— BEGIN —
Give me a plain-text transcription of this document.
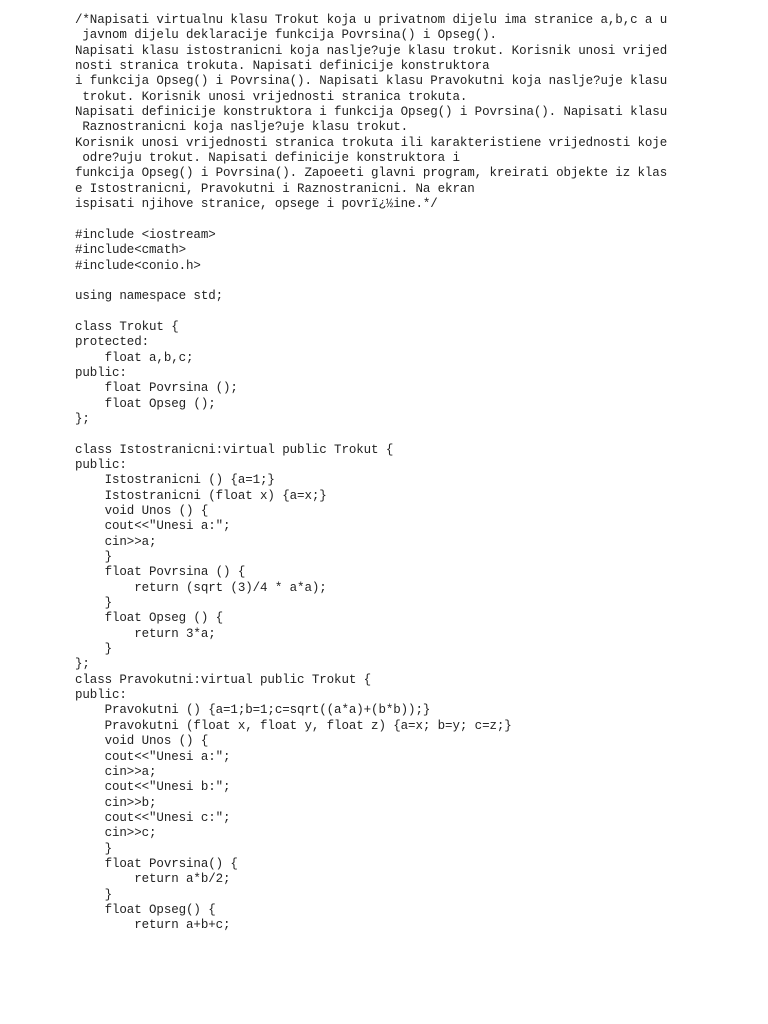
/*Napisati virtualnu klasu Trokut koja u privatnom dijelu ima stranice a,b,c a u
javnom dijelu deklaracije funkcija Povrsina() i Opseg().
Napisati klasu istostranicni koja naslje?uje klasu trokut. Korisnik unosi vrijed
nosti stranica trokuta. Napisati definicije konstruktora
i funkcija Opseg() i Povrsina(). Napisati klasu Pravokutni koja naslje?uje klasu
trokut. Korisnik unosi vrijednosti stranica trokuta.
Napisati definicije konstruktora i funkcija Opseg() i Povrsina(). Napisati klasu
Raznostranicni koja naslje?uje klasu trokut.
Korisnik unosi vrijednosti stranica trokuta ili karakteristiene vrijednosti koje
odre?uju trokut. Napisati definicije konstruktora i
funkcija Opseg() i Povrsina(). Zapoeeti glavni program, kreirati objekte iz klas
e Istostranicni, Pravokutni i Raznostranicni. Na ekran
ispisati njihove stranice, opsege i povrï¿½ine.*/
#include <iostream>
#include<cmath>
#include<conio.h>
using namespace std;
class Trokut {
protected:
float a,b,c;
public:
float Povrsina ();
float Opseg ();
};
class Istostranicni:virtual public Trokut {
public:
Istostranicni () {a=1;}
Istostranicni (float x) {a=x;}
void Unos () {
cout<<"Unesi a:";
cin>>a;
}
float Povrsina () {
return (sqrt (3)/4 * a*a);
}
float Opseg () {
return 3*a;
}
};
class Pravokutni:virtual public Trokut {
public:
Pravokutni () {a=1;b=1;c=sqrt((a*a)+(b*b));}
Pravokutni (float x, float y, float z) {a=x; b=y; c=z;}
void Unos () {
cout<<"Unesi a:";
cin>>a;
cout<<"Unesi b:";
cin>>b;
cout<<"Unesi c:";
cin>>c;
}
float Povrsina() {
return a*b/2;
}
float Opseg() {
return a+b+c;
— END —
Stated goal
Your task is to repeat the data above exactly while excluding the pictures.

Response to the exercise
Give me a plain-text transcription of this document.
/*Napisati virtualnu klasu Trokut koja u privatnom dijelu ima stranice a,b,c a u
javnom dijelu deklaracije funkcija Povrsina() i Opseg().
Napisati klasu istostranicni koja naslje?uje klasu trokut. Korisnik unosi vrijed
nosti stranica trokuta. Napisati definicije konstruktora
i funkcija Opseg() i Povrsina(). Napisati klasu Pravokutni koja naslje?uje klasu
trokut. Korisnik unosi vrijednosti stranica trokuta.
Napisati definicije konstruktora i funkcija Opseg() i Povrsina(). Napisati klasu
Raznostranicni koja naslje?uje klasu trokut.
Korisnik unosi vrijednosti stranica trokuta ili karakteristiene vrijednosti koje
odre?uju trokut. Napisati definicije konstruktora i
funkcija Opseg() i Povrsina(). Zapoeeti glavni program, kreirati objekte iz klas
e Istostranicni, Pravokutni i Raznostranicni. Na ekran
ispisati njihove stranice, opsege i povrï¿½ine.*/
#include <iostream>
#include<cmath>
#include<conio.h>
using namespace std;
class Trokut {
protected:
float a,b,c;
public:
float Povrsina ();
float Opseg ();
};
class Istostranicni:virtual public Trokut {
public:
Istostranicni () {a=1;}
Istostranicni (float x) {a=x;}
void Unos () {
cout<<"Unesi a:";
cin>>a;
}
float Povrsina () {
return (sqrt (3)/4 * a*a);
}
float Opseg () {
return 3*a;
}
};
class Pravokutni:virtual public Trokut {
public:
Pravokutni () {a=1;b=1;c=sqrt((a*a)+(b*b));}
Pravokutni (float x, float y, float z) {a=x; b=y; c=z;}
void Unos () {
cout<<"Unesi a:";
cin>>a;
cout<<"Unesi b:";
cin>>b;
cout<<"Unesi c:";
cin>>c;
}
float Povrsina() {
return a*b/2;
}
float Opseg() {
return a+b+c;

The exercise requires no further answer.